▶ _The task_: Which lines hold the word "suhu"? Copy each one.
..............................
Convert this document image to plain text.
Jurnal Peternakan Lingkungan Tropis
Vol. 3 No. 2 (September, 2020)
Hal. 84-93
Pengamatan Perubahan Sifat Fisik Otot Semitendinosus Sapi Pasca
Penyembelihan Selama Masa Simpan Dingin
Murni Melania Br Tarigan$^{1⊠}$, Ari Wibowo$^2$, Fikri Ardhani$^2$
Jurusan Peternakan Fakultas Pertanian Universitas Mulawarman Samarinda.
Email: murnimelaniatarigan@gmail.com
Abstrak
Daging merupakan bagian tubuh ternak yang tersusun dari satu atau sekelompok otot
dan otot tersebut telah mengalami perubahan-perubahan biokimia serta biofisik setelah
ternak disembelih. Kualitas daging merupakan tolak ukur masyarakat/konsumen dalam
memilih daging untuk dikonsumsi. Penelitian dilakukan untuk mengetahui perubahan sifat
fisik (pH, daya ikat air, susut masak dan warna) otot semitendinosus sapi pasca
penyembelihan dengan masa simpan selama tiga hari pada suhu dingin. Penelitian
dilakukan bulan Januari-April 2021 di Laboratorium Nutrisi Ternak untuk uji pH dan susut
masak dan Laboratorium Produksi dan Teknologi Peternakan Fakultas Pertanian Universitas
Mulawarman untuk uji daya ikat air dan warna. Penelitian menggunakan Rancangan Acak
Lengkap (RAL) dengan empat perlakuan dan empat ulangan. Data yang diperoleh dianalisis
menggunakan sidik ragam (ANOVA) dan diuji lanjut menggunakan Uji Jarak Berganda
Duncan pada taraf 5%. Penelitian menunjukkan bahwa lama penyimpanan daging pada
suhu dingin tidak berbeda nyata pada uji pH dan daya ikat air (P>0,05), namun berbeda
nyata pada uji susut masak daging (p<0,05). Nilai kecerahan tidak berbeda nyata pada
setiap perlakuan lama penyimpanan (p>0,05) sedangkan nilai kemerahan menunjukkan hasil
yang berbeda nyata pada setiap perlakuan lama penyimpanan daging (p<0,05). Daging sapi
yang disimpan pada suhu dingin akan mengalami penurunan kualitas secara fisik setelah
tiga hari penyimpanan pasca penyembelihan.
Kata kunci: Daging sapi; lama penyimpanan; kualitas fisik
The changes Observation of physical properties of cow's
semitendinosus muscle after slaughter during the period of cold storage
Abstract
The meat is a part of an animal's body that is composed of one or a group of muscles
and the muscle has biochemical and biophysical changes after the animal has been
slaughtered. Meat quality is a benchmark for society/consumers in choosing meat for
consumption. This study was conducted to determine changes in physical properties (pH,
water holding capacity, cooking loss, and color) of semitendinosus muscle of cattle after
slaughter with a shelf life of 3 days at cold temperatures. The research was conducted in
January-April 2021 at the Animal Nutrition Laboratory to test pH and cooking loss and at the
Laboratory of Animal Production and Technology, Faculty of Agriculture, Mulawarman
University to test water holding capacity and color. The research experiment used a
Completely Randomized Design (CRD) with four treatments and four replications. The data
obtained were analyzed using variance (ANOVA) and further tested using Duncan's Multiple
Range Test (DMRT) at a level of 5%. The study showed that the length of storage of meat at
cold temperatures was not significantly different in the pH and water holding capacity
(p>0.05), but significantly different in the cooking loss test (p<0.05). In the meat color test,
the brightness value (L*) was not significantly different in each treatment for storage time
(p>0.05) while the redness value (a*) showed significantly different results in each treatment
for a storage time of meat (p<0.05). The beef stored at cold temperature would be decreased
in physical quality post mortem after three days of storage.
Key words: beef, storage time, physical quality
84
..............................
▶ _Written reply_:
penyembelihan dengan masa simpan selama tiga hari pada suhu dingin. Penelitian
suhu dingin tidak berbeda nyata pada uji pH dan daya ikat air (P>0,05), namun berbeda
yang disimpan pada suhu dingin akan mengalami penurunan kualitas secara fisik setelah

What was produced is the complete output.